AIM: Copy out every entry below word for word, omitting the pictures.

Page element annotations:
— START —

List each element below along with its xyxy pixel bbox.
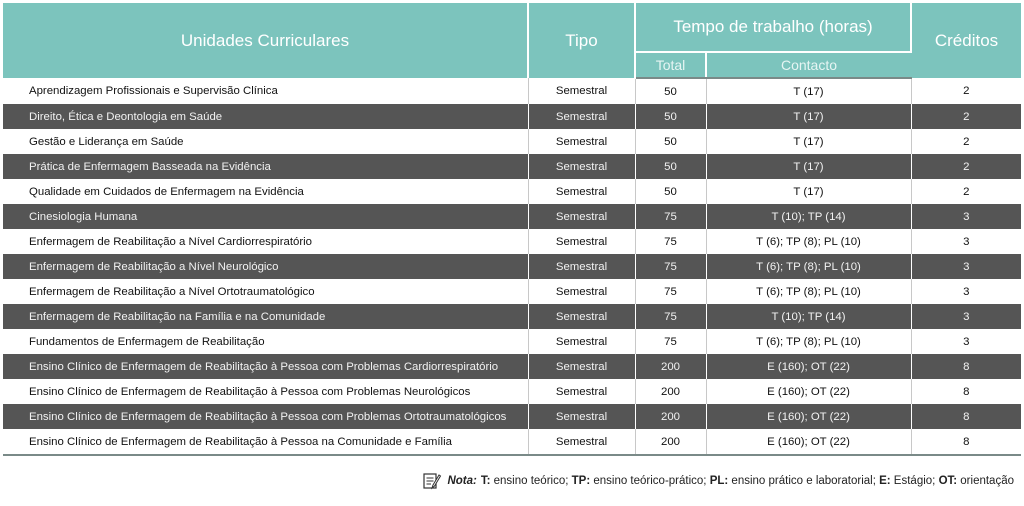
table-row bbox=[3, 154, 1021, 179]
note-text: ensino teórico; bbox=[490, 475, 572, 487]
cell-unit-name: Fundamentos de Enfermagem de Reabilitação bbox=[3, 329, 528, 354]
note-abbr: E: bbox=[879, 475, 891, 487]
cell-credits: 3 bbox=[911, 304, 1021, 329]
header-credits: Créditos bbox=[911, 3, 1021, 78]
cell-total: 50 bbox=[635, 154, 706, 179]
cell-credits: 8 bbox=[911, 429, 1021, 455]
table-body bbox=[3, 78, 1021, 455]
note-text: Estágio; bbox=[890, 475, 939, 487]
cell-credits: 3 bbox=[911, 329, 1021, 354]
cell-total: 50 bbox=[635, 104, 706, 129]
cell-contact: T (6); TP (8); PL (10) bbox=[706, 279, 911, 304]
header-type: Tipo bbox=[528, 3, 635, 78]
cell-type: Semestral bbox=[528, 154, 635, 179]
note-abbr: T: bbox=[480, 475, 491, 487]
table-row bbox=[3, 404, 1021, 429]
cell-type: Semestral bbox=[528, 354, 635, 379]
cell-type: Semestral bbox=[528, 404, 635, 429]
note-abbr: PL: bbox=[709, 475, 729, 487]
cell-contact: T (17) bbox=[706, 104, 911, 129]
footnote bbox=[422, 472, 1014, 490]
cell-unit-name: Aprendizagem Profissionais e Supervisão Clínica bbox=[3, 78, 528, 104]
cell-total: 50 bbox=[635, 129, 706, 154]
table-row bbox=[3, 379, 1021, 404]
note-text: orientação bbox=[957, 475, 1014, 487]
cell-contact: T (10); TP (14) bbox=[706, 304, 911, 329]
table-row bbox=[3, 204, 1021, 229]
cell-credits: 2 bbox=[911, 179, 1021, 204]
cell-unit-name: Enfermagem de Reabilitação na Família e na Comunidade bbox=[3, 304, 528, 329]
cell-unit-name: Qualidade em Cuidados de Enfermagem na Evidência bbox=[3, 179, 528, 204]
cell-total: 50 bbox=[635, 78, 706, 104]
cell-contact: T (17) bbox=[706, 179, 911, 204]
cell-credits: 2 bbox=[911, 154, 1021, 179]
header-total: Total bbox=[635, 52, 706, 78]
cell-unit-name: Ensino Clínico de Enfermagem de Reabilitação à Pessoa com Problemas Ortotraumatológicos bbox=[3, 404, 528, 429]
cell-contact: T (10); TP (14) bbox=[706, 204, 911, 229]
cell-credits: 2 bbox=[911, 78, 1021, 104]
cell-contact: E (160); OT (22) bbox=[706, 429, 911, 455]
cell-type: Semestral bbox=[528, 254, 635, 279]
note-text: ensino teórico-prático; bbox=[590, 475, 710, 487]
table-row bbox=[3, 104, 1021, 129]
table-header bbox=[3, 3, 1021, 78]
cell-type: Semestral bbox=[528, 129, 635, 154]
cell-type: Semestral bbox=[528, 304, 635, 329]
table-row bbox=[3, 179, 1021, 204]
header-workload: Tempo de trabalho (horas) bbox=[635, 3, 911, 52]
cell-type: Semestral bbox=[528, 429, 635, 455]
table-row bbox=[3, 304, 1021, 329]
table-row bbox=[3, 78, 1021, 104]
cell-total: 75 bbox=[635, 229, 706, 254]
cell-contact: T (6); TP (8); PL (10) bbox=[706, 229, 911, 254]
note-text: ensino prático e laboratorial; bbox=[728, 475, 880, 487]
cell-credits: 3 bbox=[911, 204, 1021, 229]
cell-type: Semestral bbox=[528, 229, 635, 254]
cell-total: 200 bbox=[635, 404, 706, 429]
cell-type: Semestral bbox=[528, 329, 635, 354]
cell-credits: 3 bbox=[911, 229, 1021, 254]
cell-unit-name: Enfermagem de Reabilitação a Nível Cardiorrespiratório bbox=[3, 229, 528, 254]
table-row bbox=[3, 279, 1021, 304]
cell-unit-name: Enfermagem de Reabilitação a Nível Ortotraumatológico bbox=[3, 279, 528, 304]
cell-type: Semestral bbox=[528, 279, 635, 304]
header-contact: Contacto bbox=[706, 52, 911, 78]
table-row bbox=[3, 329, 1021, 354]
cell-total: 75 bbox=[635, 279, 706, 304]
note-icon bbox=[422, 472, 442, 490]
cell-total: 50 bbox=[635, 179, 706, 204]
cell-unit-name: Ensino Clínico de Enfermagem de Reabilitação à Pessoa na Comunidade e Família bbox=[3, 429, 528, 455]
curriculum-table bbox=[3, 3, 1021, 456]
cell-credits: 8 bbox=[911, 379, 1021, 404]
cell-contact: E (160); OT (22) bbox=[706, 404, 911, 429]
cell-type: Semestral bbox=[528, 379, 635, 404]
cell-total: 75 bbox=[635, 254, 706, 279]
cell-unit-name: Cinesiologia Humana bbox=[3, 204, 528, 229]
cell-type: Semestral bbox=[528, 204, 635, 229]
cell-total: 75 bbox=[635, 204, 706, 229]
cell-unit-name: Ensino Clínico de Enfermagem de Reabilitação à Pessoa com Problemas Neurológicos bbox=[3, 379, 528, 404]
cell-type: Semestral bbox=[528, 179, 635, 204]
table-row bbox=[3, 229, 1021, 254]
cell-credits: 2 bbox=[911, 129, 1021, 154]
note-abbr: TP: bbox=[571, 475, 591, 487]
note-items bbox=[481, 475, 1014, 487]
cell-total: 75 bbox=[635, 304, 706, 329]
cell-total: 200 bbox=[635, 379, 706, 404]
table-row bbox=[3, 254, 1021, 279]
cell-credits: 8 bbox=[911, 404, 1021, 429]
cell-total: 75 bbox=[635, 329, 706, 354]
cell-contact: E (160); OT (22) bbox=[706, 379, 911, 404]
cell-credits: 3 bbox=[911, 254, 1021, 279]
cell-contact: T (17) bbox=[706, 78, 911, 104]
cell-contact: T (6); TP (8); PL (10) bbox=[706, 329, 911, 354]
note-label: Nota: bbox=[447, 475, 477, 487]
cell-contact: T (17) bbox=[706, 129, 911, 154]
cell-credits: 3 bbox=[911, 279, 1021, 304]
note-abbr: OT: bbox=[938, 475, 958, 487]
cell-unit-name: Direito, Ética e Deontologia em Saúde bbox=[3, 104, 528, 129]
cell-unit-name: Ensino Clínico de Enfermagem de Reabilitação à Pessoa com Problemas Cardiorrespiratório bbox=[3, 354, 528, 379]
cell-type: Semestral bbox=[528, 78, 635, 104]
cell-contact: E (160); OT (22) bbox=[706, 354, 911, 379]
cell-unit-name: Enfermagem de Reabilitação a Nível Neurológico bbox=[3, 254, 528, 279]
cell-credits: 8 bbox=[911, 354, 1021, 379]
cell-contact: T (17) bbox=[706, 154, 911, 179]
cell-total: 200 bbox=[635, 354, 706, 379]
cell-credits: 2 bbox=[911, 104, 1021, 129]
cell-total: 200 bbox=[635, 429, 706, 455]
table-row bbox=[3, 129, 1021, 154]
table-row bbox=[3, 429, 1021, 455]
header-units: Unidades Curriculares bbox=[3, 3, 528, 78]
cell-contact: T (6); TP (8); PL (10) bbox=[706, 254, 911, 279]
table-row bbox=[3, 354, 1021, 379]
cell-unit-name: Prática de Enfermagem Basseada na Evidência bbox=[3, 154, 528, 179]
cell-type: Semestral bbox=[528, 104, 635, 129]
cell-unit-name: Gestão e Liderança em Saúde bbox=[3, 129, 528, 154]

— END —

WRITTEN SOLUTION:
List each element below along with its xyxy pixel bbox.
table-row bbox=[3, 154, 1021, 179]
note-text: ensino teórico; bbox=[490, 475, 572, 487]
cell-unit-name: Fundamentos de Enfermagem de Reabilitação bbox=[3, 329, 528, 354]
note-abbr: E: bbox=[879, 475, 891, 487]
cell-credits: 3 bbox=[911, 304, 1021, 329]
header-credits: Créditos bbox=[911, 3, 1021, 78]
cell-total: 50 bbox=[635, 154, 706, 179]
cell-credits: 8 bbox=[911, 429, 1021, 455]
table-body bbox=[3, 78, 1021, 455]
note-text: Estágio; bbox=[890, 475, 939, 487]
cell-credits: 3 bbox=[911, 329, 1021, 354]
cell-total: 50 bbox=[635, 104, 706, 129]
cell-contact: T (6); TP (8); PL (10) bbox=[706, 279, 911, 304]
header-type: Tipo bbox=[528, 3, 635, 78]
cell-type: Semestral bbox=[528, 154, 635, 179]
note-abbr: T: bbox=[480, 475, 491, 487]
table-row bbox=[3, 404, 1021, 429]
cell-type: Semestral bbox=[528, 354, 635, 379]
cell-type: Semestral bbox=[528, 404, 635, 429]
note-abbr: PL: bbox=[709, 475, 729, 487]
cell-contact: T (17) bbox=[706, 104, 911, 129]
footnote bbox=[422, 472, 1014, 490]
cell-unit-name: Aprendizagem Profissionais e Supervisão Clínica bbox=[3, 78, 528, 104]
cell-total: 50 bbox=[635, 129, 706, 154]
table-row bbox=[3, 379, 1021, 404]
note-text: orientação bbox=[957, 475, 1014, 487]
cell-contact: T (10); TP (14) bbox=[706, 304, 911, 329]
table-row bbox=[3, 204, 1021, 229]
cell-credits: 2 bbox=[911, 179, 1021, 204]
cell-unit-name: Enfermagem de Reabilitação na Família e na Comunidade bbox=[3, 304, 528, 329]
cell-unit-name: Qualidade em Cuidados de Enfermagem na Evidência bbox=[3, 179, 528, 204]
cell-total: 50 bbox=[635, 78, 706, 104]
cell-contact: T (17) bbox=[706, 179, 911, 204]
cell-credits: 2 bbox=[911, 154, 1021, 179]
header-total: Total bbox=[635, 52, 706, 78]
cell-unit-name: Ensino Clínico de Enfermagem de Reabilitação à Pessoa com Problemas Ortotraumatológicos bbox=[3, 404, 528, 429]
cell-contact: T (10); TP (14) bbox=[706, 204, 911, 229]
cell-credits: 2 bbox=[911, 78, 1021, 104]
cell-contact: E (160); OT (22) bbox=[706, 429, 911, 455]
cell-type: Semestral bbox=[528, 254, 635, 279]
note-text: ensino teórico-prático; bbox=[590, 475, 710, 487]
table-row bbox=[3, 104, 1021, 129]
table-header bbox=[3, 3, 1021, 78]
cell-type: Semestral bbox=[528, 129, 635, 154]
cell-type: Semestral bbox=[528, 304, 635, 329]
table-row bbox=[3, 179, 1021, 204]
header-workload: Tempo de trabalho (horas) bbox=[635, 3, 911, 52]
cell-type: Semestral bbox=[528, 429, 635, 455]
table-row bbox=[3, 304, 1021, 329]
table-row bbox=[3, 78, 1021, 104]
cell-total: 75 bbox=[635, 229, 706, 254]
cell-contact: T (6); TP (8); PL (10) bbox=[706, 229, 911, 254]
note-text: ensino prático e laboratorial; bbox=[728, 475, 880, 487]
cell-credits: 3 bbox=[911, 204, 1021, 229]
cell-type: Semestral bbox=[528, 229, 635, 254]
cell-total: 200 bbox=[635, 404, 706, 429]
cell-type: Semestral bbox=[528, 329, 635, 354]
cell-credits: 3 bbox=[911, 229, 1021, 254]
cell-unit-name: Enfermagem de Reabilitação a Nível Cardiorrespiratório bbox=[3, 229, 528, 254]
table-row bbox=[3, 279, 1021, 304]
cell-unit-name: Enfermagem de Reabilitação a Nível Ortotraumatológico bbox=[3, 279, 528, 304]
cell-type: Semestral bbox=[528, 279, 635, 304]
header-contact: Contacto bbox=[706, 52, 911, 78]
table-row bbox=[3, 329, 1021, 354]
cell-total: 75 bbox=[635, 279, 706, 304]
note-icon bbox=[422, 472, 442, 490]
cell-total: 50 bbox=[635, 179, 706, 204]
cell-unit-name: Ensino Clínico de Enfermagem de Reabilitação à Pessoa na Comunidade e Família bbox=[3, 429, 528, 455]
curriculum-table bbox=[3, 3, 1021, 456]
cell-credits: 8 bbox=[911, 379, 1021, 404]
cell-contact: E (160); OT (22) bbox=[706, 404, 911, 429]
cell-type: Semestral bbox=[528, 379, 635, 404]
cell-total: 75 bbox=[635, 254, 706, 279]
cell-unit-name: Cinesiologia Humana bbox=[3, 204, 528, 229]
cell-type: Semestral bbox=[528, 204, 635, 229]
cell-total: 75 bbox=[635, 204, 706, 229]
cell-unit-name: Ensino Clínico de Enfermagem de Reabilitação à Pessoa com Problemas Neurológicos bbox=[3, 379, 528, 404]
cell-type: Semestral bbox=[528, 179, 635, 204]
table-row bbox=[3, 229, 1021, 254]
cell-credits: 2 bbox=[911, 129, 1021, 154]
note-abbr: TP: bbox=[571, 475, 591, 487]
note-items bbox=[481, 475, 1014, 487]
cell-total: 75 bbox=[635, 304, 706, 329]
cell-total: 200 bbox=[635, 379, 706, 404]
table-row bbox=[3, 254, 1021, 279]
cell-credits: 8 bbox=[911, 404, 1021, 429]
cell-total: 75 bbox=[635, 329, 706, 354]
cell-contact: E (160); OT (22) bbox=[706, 379, 911, 404]
cell-credits: 3 bbox=[911, 254, 1021, 279]
cell-contact: T (17) bbox=[706, 78, 911, 104]
cell-contact: T (6); TP (8); PL (10) bbox=[706, 329, 911, 354]
note-label: Nota: bbox=[447, 475, 477, 487]
cell-contact: T (17) bbox=[706, 129, 911, 154]
cell-credits: 3 bbox=[911, 279, 1021, 304]
note-abbr: OT: bbox=[938, 475, 958, 487]
cell-unit-name: Direito, Ética e Deontologia em Saúde bbox=[3, 104, 528, 129]
cell-unit-name: Ensino Clínico de Enfermagem de Reabilitação à Pessoa com Problemas Cardiorrespiratório bbox=[3, 354, 528, 379]
cell-type: Semestral bbox=[528, 78, 635, 104]
cell-contact: E (160); OT (22) bbox=[706, 354, 911, 379]
cell-unit-name: Enfermagem de Reabilitação a Nível Neurológico bbox=[3, 254, 528, 279]
cell-credits: 8 bbox=[911, 354, 1021, 379]
cell-contact: T (17) bbox=[706, 154, 911, 179]
cell-total: 200 bbox=[635, 354, 706, 379]
cell-credits: 2 bbox=[911, 104, 1021, 129]
cell-total: 200 bbox=[635, 429, 706, 455]
table-row bbox=[3, 129, 1021, 154]
table-row bbox=[3, 429, 1021, 455]
header-units: Unidades Curriculares bbox=[3, 3, 528, 78]
cell-contact: T (6); TP (8); PL (10) bbox=[706, 254, 911, 279]
table-row bbox=[3, 354, 1021, 379]
cell-unit-name: Prática de Enfermagem Basseada na Evidência bbox=[3, 154, 528, 179]
cell-type: Semestral bbox=[528, 104, 635, 129]
cell-unit-name: Gestão e Liderança em Saúde bbox=[3, 129, 528, 154]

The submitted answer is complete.